## START Record extracts
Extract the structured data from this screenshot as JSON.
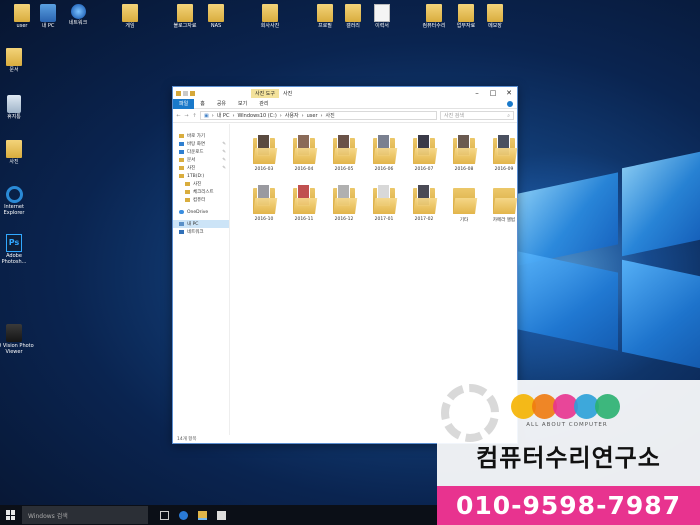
{
  "desktop": {
    "top_icons": [
      {
        "label": "user",
        "icon": "folder-user-icon"
      },
      {
        "label": "내 PC",
        "icon": "pc-icon"
      },
      {
        "label": "네트워크",
        "icon": "network-icon"
      },
      {
        "label": "게임",
        "icon": "folder-icon"
      },
      {
        "label": "블로그자료",
        "icon": "folder-icon"
      },
      {
        "label": "NAS",
        "icon": "folder-icon"
      },
      {
        "label": "회사사진",
        "icon": "folder-icon"
      },
      {
        "label": "프로필",
        "icon": "folder-icon"
      },
      {
        "label": "갤러리",
        "icon": "folder-icon"
      },
      {
        "label": "이력서",
        "icon": "document-icon"
      },
      {
        "label": "컴퓨터수리",
        "icon": "folder-icon"
      },
      {
        "label": "업무자료",
        "icon": "folder-icon"
      },
      {
        "label": "메모장",
        "icon": "folder-icon"
      }
    ],
    "left_icons": [
      {
        "label": "문서",
        "icon": "folder-icon"
      },
      {
        "label": "휴지통",
        "icon": "recycle-bin-icon"
      },
      {
        "label": "사진",
        "icon": "folder-icon"
      },
      {
        "label": "Internet Explorer",
        "icon": "internet-explorer-icon"
      },
      {
        "label": "Adobe Photosh...",
        "icon": "photoshop-icon"
      },
      {
        "label": "3D Vision Photo Viewer",
        "icon": "photo-viewer-icon"
      }
    ]
  },
  "explorer": {
    "context_tab": "사진 도구",
    "title": "사진",
    "ribbon_tabs": [
      "파일",
      "홈",
      "공유",
      "보기",
      "관리"
    ],
    "address_path": [
      "내 PC",
      "Windows10 (C:)",
      "사용자",
      "user",
      "사진"
    ],
    "search_placeholder": "사진 검색",
    "nav_items": [
      {
        "label": "바로 가기",
        "kind": "quick",
        "pinned": false
      },
      {
        "label": "바탕 화면",
        "kind": "blue",
        "pinned": true
      },
      {
        "label": "다운로드",
        "kind": "blue",
        "pinned": true
      },
      {
        "label": "문서",
        "kind": "folder",
        "pinned": true
      },
      {
        "label": "사진",
        "kind": "folder",
        "pinned": true
      },
      {
        "label": "1TB(D:)",
        "kind": "folder",
        "pinned": false
      },
      {
        "label": "사진",
        "kind": "folder",
        "pinned": false
      },
      {
        "label": "체크리스트",
        "kind": "folder",
        "pinned": false
      },
      {
        "label": "컴퓨터",
        "kind": "folder",
        "pinned": false
      },
      {
        "label": "OneDrive",
        "kind": "cloud",
        "pinned": false
      },
      {
        "label": "내 PC",
        "kind": "pc",
        "pinned": false
      },
      {
        "label": "네트워크",
        "kind": "net",
        "pinned": false
      }
    ],
    "folders": [
      {
        "label": "2016-03",
        "photo": "#5a4a40"
      },
      {
        "label": "2016-04",
        "photo": "#8a6a58"
      },
      {
        "label": "2016-05",
        "photo": "#6a5248"
      },
      {
        "label": "2016-06",
        "photo": "#7a8090"
      },
      {
        "label": "2016-07",
        "photo": "#3a3a48"
      },
      {
        "label": "2016-08",
        "photo": "#6a5a50"
      },
      {
        "label": "2016-09",
        "photo": "#4a5060"
      },
      {
        "label": "2016-10",
        "photo": "#9a9aa0"
      },
      {
        "label": "2016-11",
        "photo": "#c05050"
      },
      {
        "label": "2016-12",
        "photo": "#b0b0b0"
      },
      {
        "label": "2017-01",
        "photo": "#d8d8d8"
      },
      {
        "label": "2017-02",
        "photo": "#4a4a55"
      },
      {
        "label": "기타",
        "photo": ""
      },
      {
        "label": "카메라 앨범",
        "photo": ""
      }
    ],
    "status_text": "14개 항목"
  },
  "taskbar": {
    "search_placeholder": "Windows 검색"
  },
  "ad": {
    "tagline": "ALL ABOUT COMPUTER",
    "name": "컴퓨터수리연구소",
    "phone": "010-9598-7987",
    "circle_colors": [
      "#f5b300",
      "#f07a10",
      "#e8338f",
      "#2aa0d8",
      "#2ab070"
    ]
  },
  "colors": {
    "accent": "#1979ca",
    "ad_pink": "#e8338f"
  }
}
## END Record extracts
» Exercise instructions: Nothing in the entries should change as you copy them, except that the pictures are left out.

» Correct response:
Extract the structured data from this screenshot as JSON.
{
  "desktop": {
    "top_icons": [
      {
        "label": "user",
        "icon": "folder-user-icon"
      },
      {
        "label": "내 PC",
        "icon": "pc-icon"
      },
      {
        "label": "네트워크",
        "icon": "network-icon"
      },
      {
        "label": "게임",
        "icon": "folder-icon"
      },
      {
        "label": "블로그자료",
        "icon": "folder-icon"
      },
      {
        "label": "NAS",
        "icon": "folder-icon"
      },
      {
        "label": "회사사진",
        "icon": "folder-icon"
      },
      {
        "label": "프로필",
        "icon": "folder-icon"
      },
      {
        "label": "갤러리",
        "icon": "folder-icon"
      },
      {
        "label": "이력서",
        "icon": "document-icon"
      },
      {
        "label": "컴퓨터수리",
        "icon": "folder-icon"
      },
      {
        "label": "업무자료",
        "icon": "folder-icon"
      },
      {
        "label": "메모장",
        "icon": "folder-icon"
      }
    ],
    "left_icons": [
      {
        "label": "문서",
        "icon": "folder-icon"
      },
      {
        "label": "휴지통",
        "icon": "recycle-bin-icon"
      },
      {
        "label": "사진",
        "icon": "folder-icon"
      },
      {
        "label": "Internet Explorer",
        "icon": "internet-explorer-icon"
      },
      {
        "label": "Adobe Photosh...",
        "icon": "photoshop-icon"
      },
      {
        "label": "3D Vision Photo Viewer",
        "icon": "photo-viewer-icon"
      }
    ]
  },
  "explorer": {
    "context_tab": "사진 도구",
    "title": "사진",
    "ribbon_tabs": [
      "파일",
      "홈",
      "공유",
      "보기",
      "관리"
    ],
    "address_path": [
      "내 PC",
      "Windows10 (C:)",
      "사용자",
      "user",
      "사진"
    ],
    "search_placeholder": "사진 검색",
    "nav_items": [
      {
        "label": "바로 가기",
        "kind": "quick",
        "pinned": false
      },
      {
        "label": "바탕 화면",
        "kind": "blue",
        "pinned": true
      },
      {
        "label": "다운로드",
        "kind": "blue",
        "pinned": true
      },
      {
        "label": "문서",
        "kind": "folder",
        "pinned": true
      },
      {
        "label": "사진",
        "kind": "folder",
        "pinned": true
      },
      {
        "label": "1TB(D:)",
        "kind": "folder",
        "pinned": false
      },
      {
        "label": "사진",
        "kind": "folder",
        "pinned": false
      },
      {
        "label": "체크리스트",
        "kind": "folder",
        "pinned": false
      },
      {
        "label": "컴퓨터",
        "kind": "folder",
        "pinned": false
      },
      {
        "label": "OneDrive",
        "kind": "cloud",
        "pinned": false
      },
      {
        "label": "내 PC",
        "kind": "pc",
        "pinned": false
      },
      {
        "label": "네트워크",
        "kind": "net",
        "pinned": false
      }
    ],
    "folders": [
      {
        "label": "2016-03",
        "photo": "#5a4a40"
      },
      {
        "label": "2016-04",
        "photo": "#8a6a58"
      },
      {
        "label": "2016-05",
        "photo": "#6a5248"
      },
      {
        "label": "2016-06",
        "photo": "#7a8090"
      },
      {
        "label": "2016-07",
        "photo": "#3a3a48"
      },
      {
        "label": "2016-08",
        "photo": "#6a5a50"
      },
      {
        "label": "2016-09",
        "photo": "#4a5060"
      },
      {
        "label": "2016-10",
        "photo": "#9a9aa0"
      },
      {
        "label": "2016-11",
        "photo": "#c05050"
      },
      {
        "label": "2016-12",
        "photo": "#b0b0b0"
      },
      {
        "label": "2017-01",
        "photo": "#d8d8d8"
      },
      {
        "label": "2017-02",
        "photo": "#4a4a55"
      },
      {
        "label": "기타",
        "photo": ""
      },
      {
        "label": "카메라 앨범",
        "photo": ""
      }
    ],
    "status_text": "14개 항목"
  },
  "taskbar": {
    "search_placeholder": "Windows 검색"
  },
  "ad": {
    "tagline": "ALL ABOUT COMPUTER",
    "name": "컴퓨터수리연구소",
    "phone": "010-9598-7987",
    "circle_colors": [
      "#f5b300",
      "#f07a10",
      "#e8338f",
      "#2aa0d8",
      "#2ab070"
    ]
  },
  "colors": {
    "accent": "#1979ca",
    "ad_pink": "#e8338f"
  }
}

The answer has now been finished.